→ **What is required**
Quote the listing below in full and exactly as written, but omit every picture.

Dataset items
- - -

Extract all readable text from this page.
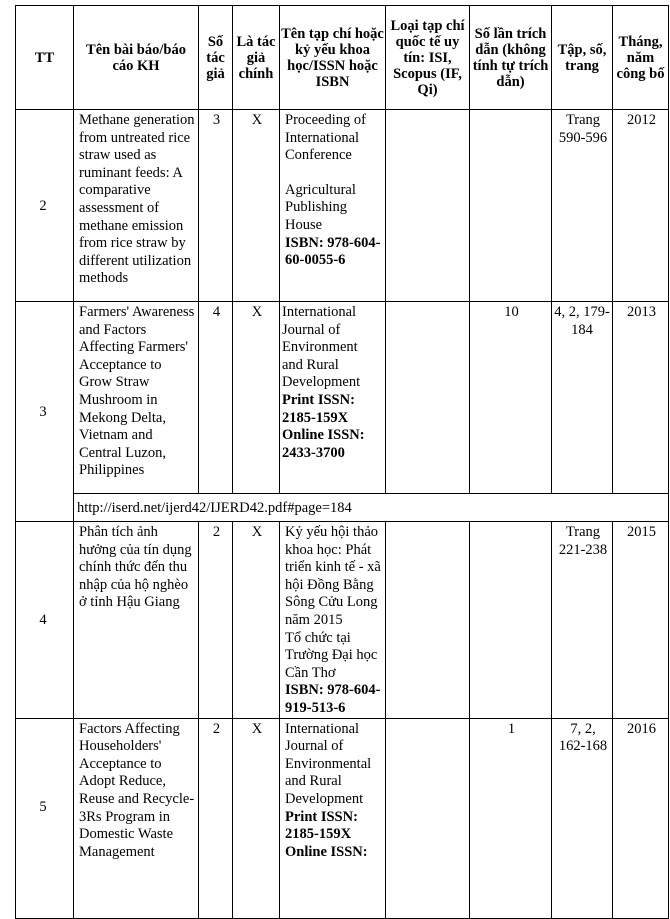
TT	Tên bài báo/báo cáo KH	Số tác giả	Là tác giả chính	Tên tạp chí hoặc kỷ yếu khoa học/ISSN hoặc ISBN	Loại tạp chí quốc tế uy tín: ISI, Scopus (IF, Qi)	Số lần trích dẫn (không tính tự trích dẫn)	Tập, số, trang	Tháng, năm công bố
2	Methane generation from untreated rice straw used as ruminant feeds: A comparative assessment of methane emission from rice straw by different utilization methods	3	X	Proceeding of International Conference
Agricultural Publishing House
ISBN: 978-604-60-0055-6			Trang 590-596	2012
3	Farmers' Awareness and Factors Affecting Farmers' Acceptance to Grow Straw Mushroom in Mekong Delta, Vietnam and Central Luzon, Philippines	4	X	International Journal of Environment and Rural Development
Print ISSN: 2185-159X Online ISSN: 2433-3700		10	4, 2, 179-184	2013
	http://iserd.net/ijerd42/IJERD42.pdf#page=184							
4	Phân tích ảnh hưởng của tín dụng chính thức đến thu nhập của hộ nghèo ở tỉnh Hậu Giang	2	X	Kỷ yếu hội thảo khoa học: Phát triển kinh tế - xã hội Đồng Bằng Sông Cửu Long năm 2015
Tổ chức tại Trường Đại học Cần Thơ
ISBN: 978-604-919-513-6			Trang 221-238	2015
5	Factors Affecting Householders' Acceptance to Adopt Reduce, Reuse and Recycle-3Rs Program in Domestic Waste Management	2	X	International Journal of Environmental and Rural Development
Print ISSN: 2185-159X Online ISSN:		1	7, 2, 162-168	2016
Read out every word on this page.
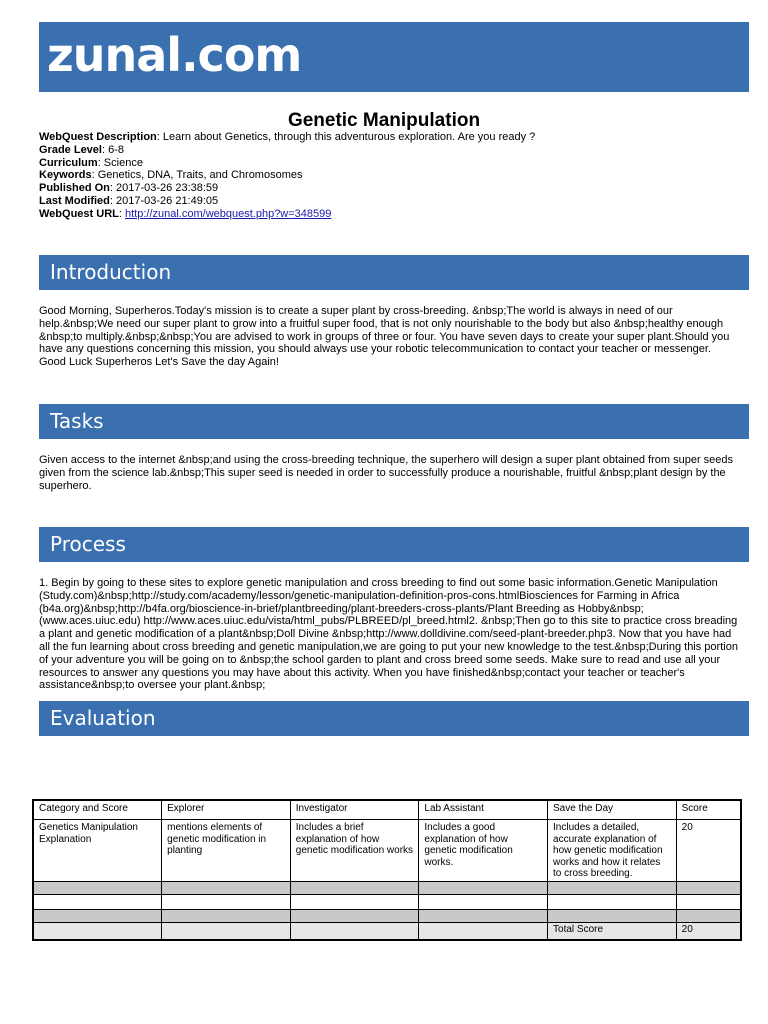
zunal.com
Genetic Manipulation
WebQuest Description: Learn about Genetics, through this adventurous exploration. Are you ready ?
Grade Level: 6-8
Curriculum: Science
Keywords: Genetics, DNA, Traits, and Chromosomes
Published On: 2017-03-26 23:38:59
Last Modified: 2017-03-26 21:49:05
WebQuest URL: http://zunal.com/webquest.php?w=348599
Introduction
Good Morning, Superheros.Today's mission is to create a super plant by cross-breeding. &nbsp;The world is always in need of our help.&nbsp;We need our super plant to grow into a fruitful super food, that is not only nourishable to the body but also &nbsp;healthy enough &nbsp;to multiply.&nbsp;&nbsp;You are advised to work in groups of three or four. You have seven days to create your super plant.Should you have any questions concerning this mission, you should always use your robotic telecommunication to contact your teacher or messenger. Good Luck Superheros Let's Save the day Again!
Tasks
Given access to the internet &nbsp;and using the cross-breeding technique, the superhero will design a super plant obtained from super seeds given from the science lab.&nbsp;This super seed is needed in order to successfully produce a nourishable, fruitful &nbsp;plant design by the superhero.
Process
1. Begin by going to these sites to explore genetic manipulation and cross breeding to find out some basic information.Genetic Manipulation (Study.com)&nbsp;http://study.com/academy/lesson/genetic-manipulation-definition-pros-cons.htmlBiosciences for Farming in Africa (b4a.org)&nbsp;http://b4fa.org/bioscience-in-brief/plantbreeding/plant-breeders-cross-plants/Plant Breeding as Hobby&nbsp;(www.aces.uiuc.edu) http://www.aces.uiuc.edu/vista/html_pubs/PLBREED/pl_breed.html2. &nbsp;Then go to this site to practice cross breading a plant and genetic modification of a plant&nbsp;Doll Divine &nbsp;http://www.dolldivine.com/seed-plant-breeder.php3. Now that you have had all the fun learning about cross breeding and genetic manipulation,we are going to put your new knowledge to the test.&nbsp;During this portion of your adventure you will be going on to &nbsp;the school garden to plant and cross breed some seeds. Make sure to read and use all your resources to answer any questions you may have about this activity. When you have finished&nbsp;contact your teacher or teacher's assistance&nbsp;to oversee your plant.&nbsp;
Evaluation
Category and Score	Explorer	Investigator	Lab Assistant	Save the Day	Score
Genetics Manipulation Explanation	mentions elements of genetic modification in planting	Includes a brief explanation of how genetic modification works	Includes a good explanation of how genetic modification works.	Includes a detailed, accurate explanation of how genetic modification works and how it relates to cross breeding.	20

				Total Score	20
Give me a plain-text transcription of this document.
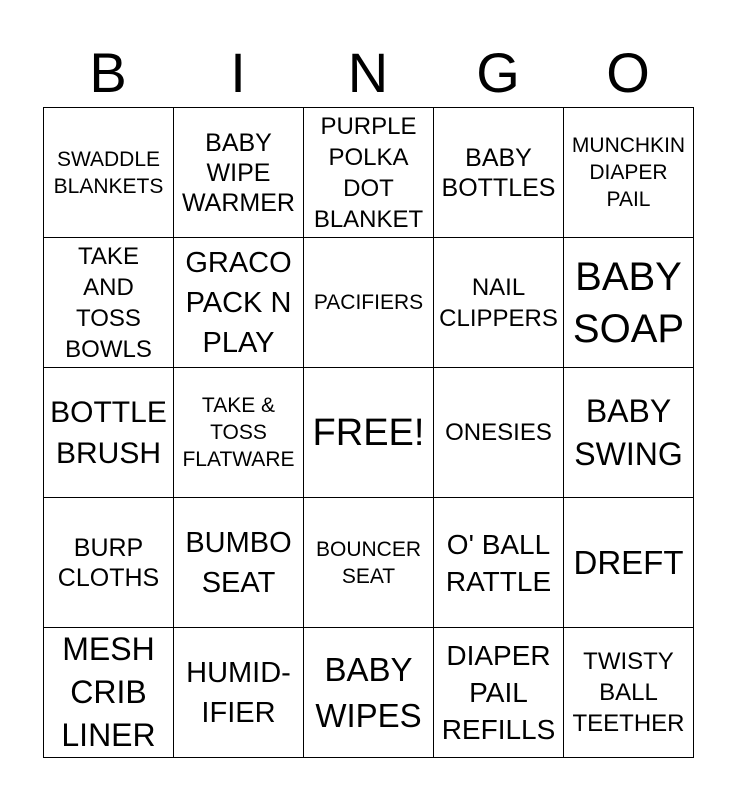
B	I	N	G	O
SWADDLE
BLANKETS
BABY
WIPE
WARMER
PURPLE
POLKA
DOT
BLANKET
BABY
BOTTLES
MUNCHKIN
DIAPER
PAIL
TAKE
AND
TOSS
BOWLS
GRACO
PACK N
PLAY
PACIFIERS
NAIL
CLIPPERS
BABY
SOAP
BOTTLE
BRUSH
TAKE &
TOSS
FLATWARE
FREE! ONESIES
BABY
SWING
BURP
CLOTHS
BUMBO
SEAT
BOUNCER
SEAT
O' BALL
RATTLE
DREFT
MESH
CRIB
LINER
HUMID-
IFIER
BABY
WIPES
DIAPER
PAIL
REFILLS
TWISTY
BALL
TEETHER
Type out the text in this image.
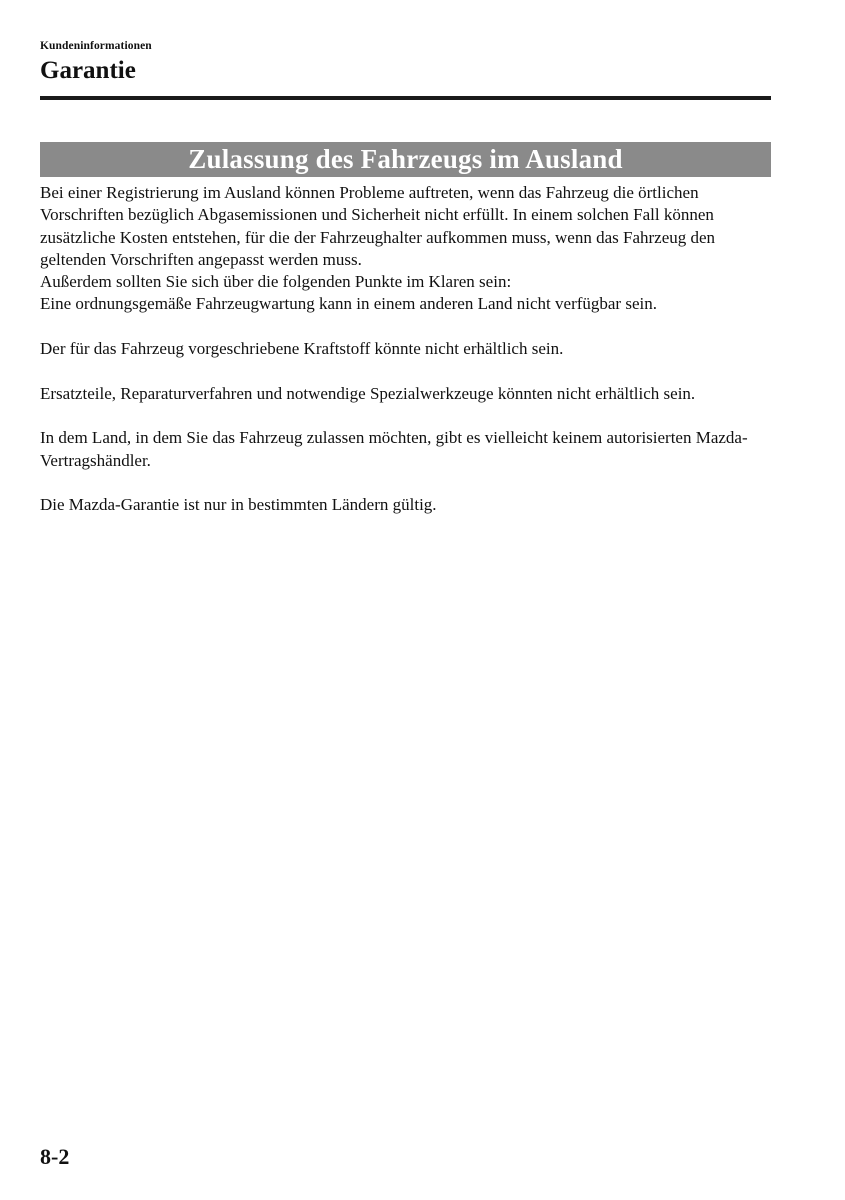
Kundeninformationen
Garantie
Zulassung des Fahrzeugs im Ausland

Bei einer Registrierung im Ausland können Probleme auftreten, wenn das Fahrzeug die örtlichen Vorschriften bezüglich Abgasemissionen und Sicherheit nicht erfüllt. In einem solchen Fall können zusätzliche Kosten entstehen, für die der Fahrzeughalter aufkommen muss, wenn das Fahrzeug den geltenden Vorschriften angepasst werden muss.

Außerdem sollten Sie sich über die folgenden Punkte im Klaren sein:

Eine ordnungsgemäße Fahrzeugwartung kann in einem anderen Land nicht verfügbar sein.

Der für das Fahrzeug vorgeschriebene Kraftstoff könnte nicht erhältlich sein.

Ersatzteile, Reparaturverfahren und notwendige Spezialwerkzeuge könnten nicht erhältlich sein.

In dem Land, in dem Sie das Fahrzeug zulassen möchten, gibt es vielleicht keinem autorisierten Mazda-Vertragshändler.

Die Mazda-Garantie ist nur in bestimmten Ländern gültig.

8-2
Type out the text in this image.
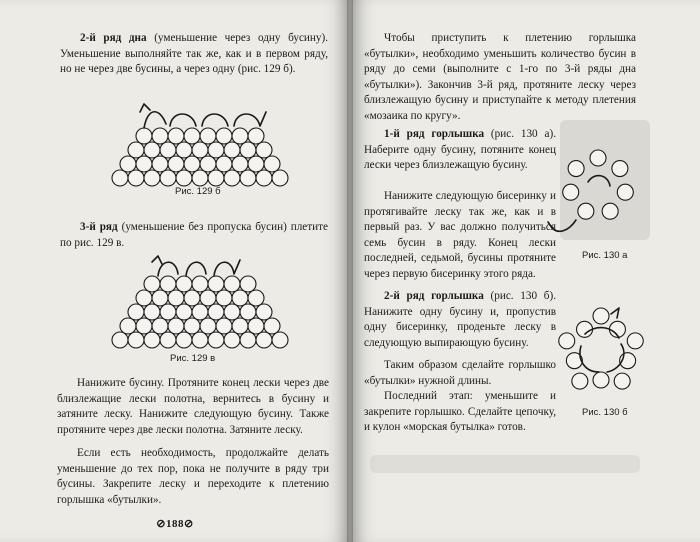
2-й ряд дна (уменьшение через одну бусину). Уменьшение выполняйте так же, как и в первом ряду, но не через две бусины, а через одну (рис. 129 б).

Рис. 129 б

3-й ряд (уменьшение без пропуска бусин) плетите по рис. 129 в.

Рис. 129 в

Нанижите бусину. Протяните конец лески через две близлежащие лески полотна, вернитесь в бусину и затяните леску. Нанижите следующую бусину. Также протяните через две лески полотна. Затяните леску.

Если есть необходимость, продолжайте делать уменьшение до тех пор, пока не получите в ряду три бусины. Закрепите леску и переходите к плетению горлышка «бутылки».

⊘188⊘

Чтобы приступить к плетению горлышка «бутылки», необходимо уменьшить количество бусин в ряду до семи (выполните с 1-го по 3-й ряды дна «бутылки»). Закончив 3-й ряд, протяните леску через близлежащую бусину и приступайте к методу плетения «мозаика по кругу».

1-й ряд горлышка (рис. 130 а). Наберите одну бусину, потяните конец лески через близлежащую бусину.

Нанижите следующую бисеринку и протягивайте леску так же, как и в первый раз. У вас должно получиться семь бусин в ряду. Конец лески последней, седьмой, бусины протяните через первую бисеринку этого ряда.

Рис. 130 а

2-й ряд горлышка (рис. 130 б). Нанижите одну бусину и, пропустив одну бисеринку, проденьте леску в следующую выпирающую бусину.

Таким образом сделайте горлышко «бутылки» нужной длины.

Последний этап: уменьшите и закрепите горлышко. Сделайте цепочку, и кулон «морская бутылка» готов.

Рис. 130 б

- - -

→ **The output**
Extract all readable text from this page.
TT	Tên bài báo/báo cáo KH	Số tác giả	Là tác giả chính	Tên tạp chí hoặc kỷ yếu khoa học/ISSN hoặc ISBN	Loại tạp chí quốc tế uy tín: ISI, Scopus (IF, Qi)	Số lần trích dẫn (không tính tự trích dẫn)	Tập, số, trang	Tháng, năm công bố
2	Methane generation from untreated rice straw used as ruminant feeds: A comparative assessment of methane emission from rice straw by different utilization methods	3	X	Proceeding of International Conference
Agricultural Publishing House
ISBN: 978-604-60-0055-6			Trang 590-596	2012
3	Farmers' Awareness and Factors Affecting Farmers' Acceptance to Grow Straw Mushroom in Mekong Delta, Vietnam and Central Luzon, Philippines	4	X	International Journal of Environment and Rural Development
Print ISSN: 2185-159X Online ISSN: 2433-3700		10	4, 2, 179-184	2013
	http://iserd.net/ijerd42/IJERD42.pdf#page=184							
4	Phân tích ảnh hưởng của tín dụng chính thức đến thu nhập của hộ nghèo ở tỉnh Hậu Giang	2	X	Kỷ yếu hội thảo khoa học: Phát triển kinh tế - xã hội Đồng Bằng Sông Cửu Long năm 2015
Tổ chức tại Trường Đại học Cần Thơ
ISBN: 978-604-919-513-6			Trang 221-238	2015
5	Factors Affecting Householders' Acceptance to Adopt Reduce, Reuse and Recycle-3Rs Program in Domestic Waste Management	2	X	International Journal of Environmental and Rural Development
Print ISSN: 2185-159X Online ISSN:		1	7, 2, 162-168	2016
Read out every word on this page.
zunal.com
Genetic Manipulation
WebQuest Description: Learn about Genetics, through this adventurous exploration. Are you ready ?
Grade Level: 6-8
Curriculum: Science
Keywords: Genetics, DNA, Traits, and Chromosomes
Published On: 2017-03-26 23:38:59
Last Modified: 2017-03-26 21:49:05
WebQuest URL: http://zunal.com/webquest.php?w=348599
Introduction
Good Morning, Superheros.Today's mission is to create a super plant by cross-breeding. &nbsp;The world is always in need of our help.&nbsp;We need our super plant to grow into a fruitful super food, that is not only nourishable to the body but also &nbsp;healthy enough &nbsp;to multiply.&nbsp;&nbsp;You are advised to work in groups of three or four. You have seven days to create your super plant.Should you have any questions concerning this mission, you should always use your robotic telecommunication to contact your teacher or messenger. Good Luck Superheros Let's Save the day Again!
Tasks
Given access to the internet &nbsp;and using the cross-breeding technique, the superhero will design a super plant obtained from super seeds given from the science lab.&nbsp;This super seed is needed in order to successfully produce a nourishable, fruitful &nbsp;plant design by the superhero.
Process
1. Begin by going to these sites to explore genetic manipulation and cross breeding to find out some basic information.Genetic Manipulation (Study.com)&nbsp;http://study.com/academy/lesson/genetic-manipulation-definition-pros-cons.htmlBiosciences for Farming in Africa (b4a.org)&nbsp;http://b4fa.org/bioscience-in-brief/plantbreeding/plant-breeders-cross-plants/Plant Breeding as Hobby&nbsp;(www.aces.uiuc.edu) http://www.aces.uiuc.edu/vista/html_pubs/PLBREED/pl_breed.html2. &nbsp;Then go to this site to practice cross breading a plant and genetic modification of a plant&nbsp;Doll Divine &nbsp;http://www.dolldivine.com/seed-plant-breeder.php3. Now that you have had all the fun learning about cross breeding and genetic manipulation,we are going to put your new knowledge to the test.&nbsp;During this portion of your adventure you will be going on to &nbsp;the school garden to plant and cross breed some seeds. Make sure to read and use all your resources to answer any questions you may have about this activity. When you have finished&nbsp;contact your teacher or teacher's assistance&nbsp;to oversee your plant.&nbsp;
Evaluation
Category and Score	Explorer	Investigator	Lab Assistant	Save the Day	Score
Genetics Manipulation Explanation	mentions elements of genetic modification in planting	Includes a brief explanation of how genetic modification works	Includes a good explanation of how genetic modification works.	Includes a detailed, accurate explanation of how genetic modification works and how it relates to cross breeding.	20

				Total Score	20
Give me a plain-text transcription of this document.
B	I	N	G	O
SWADDLE
BLANKETS
BABY
WIPE
WARMER
PURPLE
POLKA
DOT
BLANKET
BABY
BOTTLES
MUNCHKIN
DIAPER
PAIL
TAKE
AND
TOSS
BOWLS
GRACO
PACK N
PLAY
PACIFIERS
NAIL
CLIPPERS
BABY
SOAP
BOTTLE
BRUSH
TAKE &
TOSS
FLATWARE
FREE! ONESIES
BABY
SWING
BURP
CLOTHS
BUMBO
SEAT
BOUNCER
SEAT
O' BALL
RATTLE
DREFT
MESH
CRIB
LINER
HUMID-
IFIER
BABY
WIPES
DIAPER
PAIL
REFILLS
TWISTY
BALL
TEETHER
Type out the text in this image.
Kundeninformationen
Garantie
Zulassung des Fahrzeugs im Ausland

Bei einer Registrierung im Ausland können Probleme auftreten, wenn das Fahrzeug die örtlichen Vorschriften bezüglich Abgasemissionen und Sicherheit nicht erfüllt. In einem solchen Fall können zusätzliche Kosten entstehen, für die der Fahrzeughalter aufkommen muss, wenn das Fahrzeug den geltenden Vorschriften angepasst werden muss.

Außerdem sollten Sie sich über die folgenden Punkte im Klaren sein:

Eine ordnungsgemäße Fahrzeugwartung kann in einem anderen Land nicht verfügbar sein.

Der für das Fahrzeug vorgeschriebene Kraftstoff könnte nicht erhältlich sein.

Ersatzteile, Reparaturverfahren und notwendige Spezialwerkzeuge könnten nicht erhältlich sein.

In dem Land, in dem Sie das Fahrzeug zulassen möchten, gibt es vielleicht keinem autorisierten Mazda-Vertragshändler.

Die Mazda-Garantie ist nur in bestimmten Ländern gültig.

8-2
Type out the text in this image.
2-й ряд дна (уменьшение через одну бусину). Уменьшение выполняйте так же, как и в первом ряду, но не через две бусины, а через одну (рис. 129 б).

Рис. 129 б

3-й ряд (уменьшение без пропуска бусин) плетите по рис. 129 в.

Рис. 129 в

Нанижите бусину. Протяните конец лески через две близлежащие лески полотна, вернитесь в бусину и затяните леску. Нанижите следующую бусину. Также протяните через две лески полотна. Затяните леску.

Если есть необходимость, продолжайте делать уменьшение до тех пор, пока не получите в ряду три бусины. Закрепите леску и переходите к плетению горлышка «бутылки».

⊘188⊘

Чтобы приступить к плетению горлышка «бутылки», необходимо уменьшить количество бусин в ряду до семи (выполните с 1-го по 3-й ряды дна «бутылки»). Закончив 3-й ряд, протяните леску через близлежащую бусину и приступайте к методу плетения «мозаика по кругу».

1-й ряд горлышка (рис. 130 а). Наберите одну бусину, потяните конец лески через близлежащую бусину.

Нанижите следующую бисеринку и протягивайте леску так же, как и в первый раз. У вас должно получиться семь бусин в ряду. Конец лески последней, седьмой, бусины протяните через первую бисеринку этого ряда.

Рис. 130 а

2-й ряд горлышка (рис. 130 б). Нанижите одну бусину и, пропустив одну бисеринку, проденьте леску в следующую выпирающую бусину.

Таким образом сделайте горлышко «бутылки» нужной длины.

Последний этап: уменьшите и закрепите горлышко. Сделайте цепочку, и кулон «морская бутылка» готов.

Рис. 130 б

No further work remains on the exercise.